Problem details
The records that follow need to be output exactly as they are.

+ + + +

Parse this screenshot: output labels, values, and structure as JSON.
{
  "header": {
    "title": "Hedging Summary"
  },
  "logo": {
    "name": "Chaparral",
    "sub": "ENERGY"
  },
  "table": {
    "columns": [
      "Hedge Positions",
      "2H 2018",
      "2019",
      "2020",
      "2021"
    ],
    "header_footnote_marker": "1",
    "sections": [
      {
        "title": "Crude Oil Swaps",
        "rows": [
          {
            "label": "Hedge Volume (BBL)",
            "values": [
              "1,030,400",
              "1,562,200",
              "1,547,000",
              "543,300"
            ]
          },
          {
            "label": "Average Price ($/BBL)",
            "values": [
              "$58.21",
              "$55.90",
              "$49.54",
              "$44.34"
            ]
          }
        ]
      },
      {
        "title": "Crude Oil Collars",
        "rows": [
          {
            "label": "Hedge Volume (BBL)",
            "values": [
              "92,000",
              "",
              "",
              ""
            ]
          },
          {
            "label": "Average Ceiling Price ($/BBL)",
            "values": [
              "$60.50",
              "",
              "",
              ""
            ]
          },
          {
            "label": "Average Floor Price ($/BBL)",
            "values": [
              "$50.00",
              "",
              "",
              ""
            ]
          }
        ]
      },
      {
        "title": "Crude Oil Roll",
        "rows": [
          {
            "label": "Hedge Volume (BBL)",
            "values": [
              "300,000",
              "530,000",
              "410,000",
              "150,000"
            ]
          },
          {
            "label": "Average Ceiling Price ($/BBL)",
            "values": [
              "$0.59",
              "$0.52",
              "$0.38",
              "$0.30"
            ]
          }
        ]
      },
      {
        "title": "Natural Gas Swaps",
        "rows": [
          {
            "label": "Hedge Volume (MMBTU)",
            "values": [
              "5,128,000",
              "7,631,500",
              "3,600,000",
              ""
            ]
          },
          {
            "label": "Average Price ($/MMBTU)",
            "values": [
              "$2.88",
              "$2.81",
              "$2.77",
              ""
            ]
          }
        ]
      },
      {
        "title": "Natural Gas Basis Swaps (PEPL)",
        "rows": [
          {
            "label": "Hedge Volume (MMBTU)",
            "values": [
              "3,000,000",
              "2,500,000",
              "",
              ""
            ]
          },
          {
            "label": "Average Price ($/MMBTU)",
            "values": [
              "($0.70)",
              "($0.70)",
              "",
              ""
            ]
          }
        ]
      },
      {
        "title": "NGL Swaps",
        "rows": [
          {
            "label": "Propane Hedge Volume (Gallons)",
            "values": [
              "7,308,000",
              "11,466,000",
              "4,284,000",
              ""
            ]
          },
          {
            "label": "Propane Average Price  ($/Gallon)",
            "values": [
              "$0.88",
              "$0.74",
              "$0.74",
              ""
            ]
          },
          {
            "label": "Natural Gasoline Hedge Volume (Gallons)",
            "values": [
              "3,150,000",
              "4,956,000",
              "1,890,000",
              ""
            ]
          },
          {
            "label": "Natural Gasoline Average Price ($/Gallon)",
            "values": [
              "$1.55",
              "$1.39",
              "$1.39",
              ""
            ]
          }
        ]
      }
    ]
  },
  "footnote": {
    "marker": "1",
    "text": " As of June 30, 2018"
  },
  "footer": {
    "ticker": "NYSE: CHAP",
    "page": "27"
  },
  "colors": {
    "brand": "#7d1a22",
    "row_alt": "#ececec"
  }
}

+ + + +

The reply
Parse this screenshot: output labels, values, and structure as JSON.
{
  "header": {
    "title": "Hedging Summary"
  },
  "logo": {
    "name": "Chaparral",
    "sub": "ENERGY"
  },
  "table": {
    "columns": [
      "Hedge Positions",
      "2H 2018",
      "2019",
      "2020",
      "2021"
    ],
    "header_footnote_marker": "1",
    "sections": [
      {
        "title": "Crude Oil Swaps",
        "rows": [
          {
            "label": "Hedge Volume (BBL)",
            "values": [
              "1,030,400",
              "1,562,200",
              "1,547,000",
              "543,300"
            ]
          },
          {
            "label": "Average Price ($/BBL)",
            "values": [
              "$58.21",
              "$55.90",
              "$49.54",
              "$44.34"
            ]
          }
        ]
      },
      {
        "title": "Crude Oil Collars",
        "rows": [
          {
            "label": "Hedge Volume (BBL)",
            "values": [
              "92,000",
              "",
              "",
              ""
            ]
          },
          {
            "label": "Average Ceiling Price ($/BBL)",
            "values": [
              "$60.50",
              "",
              "",
              ""
            ]
          },
          {
            "label": "Average Floor Price ($/BBL)",
            "values": [
              "$50.00",
              "",
              "",
              ""
            ]
          }
        ]
      },
      {
        "title": "Crude Oil Roll",
        "rows": [
          {
            "label": "Hedge Volume (BBL)",
            "values": [
              "300,000",
              "530,000",
              "410,000",
              "150,000"
            ]
          },
          {
            "label": "Average Ceiling Price ($/BBL)",
            "values": [
              "$0.59",
              "$0.52",
              "$0.38",
              "$0.30"
            ]
          }
        ]
      },
      {
        "title": "Natural Gas Swaps",
        "rows": [
          {
            "label": "Hedge Volume (MMBTU)",
            "values": [
              "5,128,000",
              "7,631,500",
              "3,600,000",
              ""
            ]
          },
          {
            "label": "Average Price ($/MMBTU)",
            "values": [
              "$2.88",
              "$2.81",
              "$2.77",
              ""
            ]
          }
        ]
      },
      {
        "title": "Natural Gas Basis Swaps (PEPL)",
        "rows": [
          {
            "label": "Hedge Volume (MMBTU)",
            "values": [
              "3,000,000",
              "2,500,000",
              "",
              ""
            ]
          },
          {
            "label": "Average Price ($/MMBTU)",
            "values": [
              "($0.70)",
              "($0.70)",
              "",
              ""
            ]
          }
        ]
      },
      {
        "title": "NGL Swaps",
        "rows": [
          {
            "label": "Propane Hedge Volume (Gallons)",
            "values": [
              "7,308,000",
              "11,466,000",
              "4,284,000",
              ""
            ]
          },
          {
            "label": "Propane Average Price  ($/Gallon)",
            "values": [
              "$0.88",
              "$0.74",
              "$0.74",
              ""
            ]
          },
          {
            "label": "Natural Gasoline Hedge Volume (Gallons)",
            "values": [
              "3,150,000",
              "4,956,000",
              "1,890,000",
              ""
            ]
          },
          {
            "label": "Natural Gasoline Average Price ($/Gallon)",
            "values": [
              "$1.55",
              "$1.39",
              "$1.39",
              ""
            ]
          }
        ]
      }
    ]
  },
  "footnote": {
    "marker": "1",
    "text": " As of June 30, 2018"
  },
  "footer": {
    "ticker": "NYSE: CHAP",
    "page": "27"
  },
  "colors": {
    "brand": "#7d1a22",
    "row_alt": "#ececec"
  }
}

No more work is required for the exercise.